▶ [Supplied records]
— start —

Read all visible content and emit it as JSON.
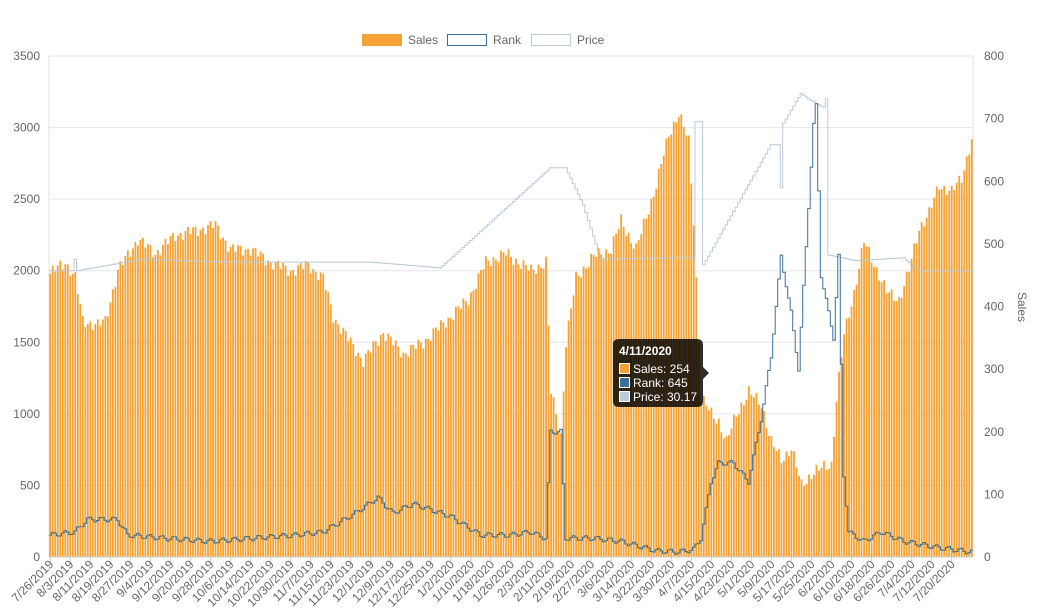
{
  "chart_data": {
    "type": "bar",
    "legend": [
      {
        "name": "Sales",
        "color": "#f4a234"
      },
      {
        "name": "Rank",
        "color": "#3b6f99"
      },
      {
        "name": "Price",
        "color": "#b9cad9"
      }
    ],
    "left_axis": {
      "min": 0,
      "max": 3500,
      "step": 500,
      "ticks": [
        "0",
        "500",
        "1000",
        "1500",
        "2000",
        "2500",
        "3000",
        "3500"
      ]
    },
    "right_axis": {
      "title": "Sales",
      "min": 0,
      "max": 800,
      "step": 100,
      "ticks": [
        "0",
        "100",
        "200",
        "300",
        "400",
        "500",
        "600",
        "700",
        "800"
      ]
    },
    "x_tick_labels": [
      "7/26/2019",
      "8/3/2019",
      "8/11/2019",
      "8/19/2019",
      "8/27/2019",
      "9/4/2019",
      "9/12/2019",
      "9/20/2019",
      "9/28/2019",
      "10/6/2019",
      "10/14/2019",
      "10/22/2019",
      "10/30/2019",
      "11/7/2019",
      "11/15/2019",
      "11/23/2019",
      "12/1/2019",
      "12/9/2019",
      "12/17/2019",
      "12/25/2019",
      "1/2/2020",
      "1/10/2020",
      "1/18/2020",
      "1/26/2020",
      "2/3/2020",
      "2/11/2020",
      "2/19/2020",
      "2/27/2020",
      "3/6/2020",
      "3/14/2020",
      "3/22/2020",
      "3/30/2020",
      "4/7/2020",
      "4/15/2020",
      "4/23/2020",
      "5/1/2020",
      "5/9/2020",
      "5/17/2020",
      "5/25/2020",
      "6/2/2020",
      "6/10/2020",
      "6/18/2020",
      "6/26/2020",
      "7/4/2020",
      "7/12/2020",
      "7/20/2020"
    ],
    "sales_keyframes": [
      [
        "7/26/2019",
        1980
      ],
      [
        "8/1/2019",
        2060
      ],
      [
        "8/5/2019",
        1950
      ],
      [
        "8/8/2019",
        1650
      ],
      [
        "8/14/2019",
        1620
      ],
      [
        "8/17/2019",
        1650
      ],
      [
        "8/22/2019",
        2000
      ],
      [
        "8/30/2019",
        2220
      ],
      [
        "9/6/2019",
        2120
      ],
      [
        "9/14/2019",
        2250
      ],
      [
        "9/22/2019",
        2280
      ],
      [
        "9/30/2019",
        2320
      ],
      [
        "10/6/2019",
        2150
      ],
      [
        "10/14/2019",
        2150
      ],
      [
        "10/22/2019",
        2060
      ],
      [
        "10/30/2019",
        2000
      ],
      [
        "11/6/2019",
        2040
      ],
      [
        "11/12/2019",
        1950
      ],
      [
        "11/16/2019",
        1680
      ],
      [
        "11/28/2019",
        1370
      ],
      [
        "12/6/2019",
        1570
      ],
      [
        "12/14/2019",
        1420
      ],
      [
        "12/22/2019",
        1500
      ],
      [
        "1/2/2020",
        1680
      ],
      [
        "1/9/2020",
        1800
      ],
      [
        "1/16/2020",
        2060
      ],
      [
        "1/24/2020",
        2120
      ],
      [
        "2/3/2020",
        2000
      ],
      [
        "2/9/2020",
        2060
      ],
      [
        "2/11/2020",
        1150
      ],
      [
        "2/15/2020",
        850
      ],
      [
        "2/17/2020",
        1500
      ],
      [
        "2/21/2020",
        1950
      ],
      [
        "2/28/2020",
        2100
      ],
      [
        "3/6/2020",
        2150
      ],
      [
        "3/10/2020",
        2350
      ],
      [
        "3/16/2020",
        2150
      ],
      [
        "3/24/2020",
        2600
      ],
      [
        "3/29/2020",
        2950
      ],
      [
        "4/2/2020",
        3100
      ],
      [
        "4/6/2020",
        2900
      ],
      [
        "4/8/2020",
        2350
      ],
      [
        "4/11/2020",
        1110
      ],
      [
        "4/15/2020",
        1000
      ],
      [
        "4/18/2020",
        950
      ],
      [
        "4/21/2020",
        800
      ],
      [
        "4/25/2020",
        1000
      ],
      [
        "4/30/2020",
        1150
      ],
      [
        "5/5/2020",
        1070
      ],
      [
        "5/9/2020",
        800
      ],
      [
        "5/13/2020",
        680
      ],
      [
        "5/17/2020",
        760
      ],
      [
        "5/21/2020",
        500
      ],
      [
        "5/25/2020",
        580
      ],
      [
        "5/29/2020",
        620
      ],
      [
        "6/2/2020",
        650
      ],
      [
        "6/4/2020",
        1100
      ],
      [
        "6/7/2020",
        1550
      ],
      [
        "6/11/2020",
        1850
      ],
      [
        "6/15/2020",
        2200
      ],
      [
        "6/19/2020",
        2050
      ],
      [
        "6/24/2020",
        1850
      ],
      [
        "6/29/2020",
        1800
      ],
      [
        "7/3/2020",
        2000
      ],
      [
        "7/7/2020",
        2300
      ],
      [
        "7/11/2020",
        2400
      ],
      [
        "7/15/2020",
        2600
      ],
      [
        "7/20/2020",
        2550
      ],
      [
        "7/24/2020",
        2650
      ],
      [
        "7/28/2020",
        2920
      ]
    ],
    "rank_keyframes": [
      [
        "7/26/2019",
        35
      ],
      [
        "8/5/2019",
        40
      ],
      [
        "8/10/2019",
        60
      ],
      [
        "8/22/2019",
        60
      ],
      [
        "8/26/2019",
        35
      ],
      [
        "9/10/2019",
        30
      ],
      [
        "9/28/2019",
        25
      ],
      [
        "10/15/2019",
        30
      ],
      [
        "11/1/2019",
        35
      ],
      [
        "11/12/2019",
        40
      ],
      [
        "11/25/2019",
        70
      ],
      [
        "12/4/2019",
        95
      ],
      [
        "12/10/2019",
        70
      ],
      [
        "12/18/2019",
        85
      ],
      [
        "1/2/2020",
        65
      ],
      [
        "1/14/2020",
        35
      ],
      [
        "1/26/2020",
        35
      ],
      [
        "2/3/2020",
        40
      ],
      [
        "2/9/2020",
        30
      ],
      [
        "2/11/2020",
        200
      ],
      [
        "2/15/2020",
        200
      ],
      [
        "2/17/2020",
        30
      ],
      [
        "2/28/2020",
        30
      ],
      [
        "3/10/2020",
        25
      ],
      [
        "3/24/2020",
        10
      ],
      [
        "4/2/2020",
        8
      ],
      [
        "4/8/2020",
        12
      ],
      [
        "4/11/2020",
        30
      ],
      [
        "4/15/2020",
        120
      ],
      [
        "4/18/2020",
        150
      ],
      [
        "4/24/2020",
        150
      ],
      [
        "4/30/2020",
        120
      ],
      [
        "5/5/2020",
        220
      ],
      [
        "5/9/2020",
        320
      ],
      [
        "5/13/2020",
        480
      ],
      [
        "5/17/2020",
        390
      ],
      [
        "5/20/2020",
        300
      ],
      [
        "5/24/2020",
        560
      ],
      [
        "5/26/2020",
        690
      ],
      [
        "5/27/2020",
        720
      ],
      [
        "5/29/2020",
        450
      ],
      [
        "6/3/2020",
        350
      ],
      [
        "6/5/2020",
        480
      ],
      [
        "6/7/2020",
        130
      ],
      [
        "6/9/2020",
        40
      ],
      [
        "6/15/2020",
        25
      ],
      [
        "6/22/2020",
        40
      ],
      [
        "7/1/2020",
        25
      ],
      [
        "7/15/2020",
        15
      ],
      [
        "7/28/2020",
        8
      ]
    ],
    "price_keyframes": [
      [
        "7/26/2019",
        2000
      ],
      [
        "8/4/2019",
        2000
      ],
      [
        "8/5/2019",
        2080
      ],
      [
        "8/6/2019",
        2000
      ],
      [
        "9/1/2019",
        2080
      ],
      [
        "10/6/2019",
        2060
      ],
      [
        "12/1/2019",
        2060
      ],
      [
        "12/29/2019",
        2020
      ],
      [
        "2/11/2020",
        2720
      ],
      [
        "2/17/2020",
        2720
      ],
      [
        "2/24/2020",
        2460
      ],
      [
        "3/2/2020",
        2080
      ],
      [
        "3/30/2020",
        2090
      ],
      [
        "4/8/2020",
        2090
      ],
      [
        "4/9/2020",
        3040
      ],
      [
        "4/11/2020",
        3040
      ],
      [
        "4/12/2020",
        2040
      ],
      [
        "5/9/2020",
        2880
      ],
      [
        "5/12/2020",
        2880
      ],
      [
        "5/13/2020",
        2580
      ],
      [
        "5/14/2020",
        3030
      ],
      [
        "5/21/2020",
        3240
      ],
      [
        "5/24/2020",
        3200
      ],
      [
        "5/30/2020",
        3140
      ],
      [
        "5/31/2020",
        3200
      ],
      [
        "6/1/2020",
        2110
      ],
      [
        "6/12/2020",
        2070
      ],
      [
        "7/1/2020",
        2090
      ],
      [
        "7/7/2020",
        2000
      ],
      [
        "7/28/2020",
        2000
      ]
    ],
    "tooltip": {
      "date": "4/11/2020",
      "lines": [
        "Sales: 254",
        "Rank: 645",
        "Price: 30.17"
      ]
    }
  }
}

— end —

▶ [Objective] Look through the entries above for the word "color". Copy every line where it shows up.

▶ [Expected answer]
        "color": "#f4a234"
        "color": "#3b6f99"
        "color": "#b9cad9"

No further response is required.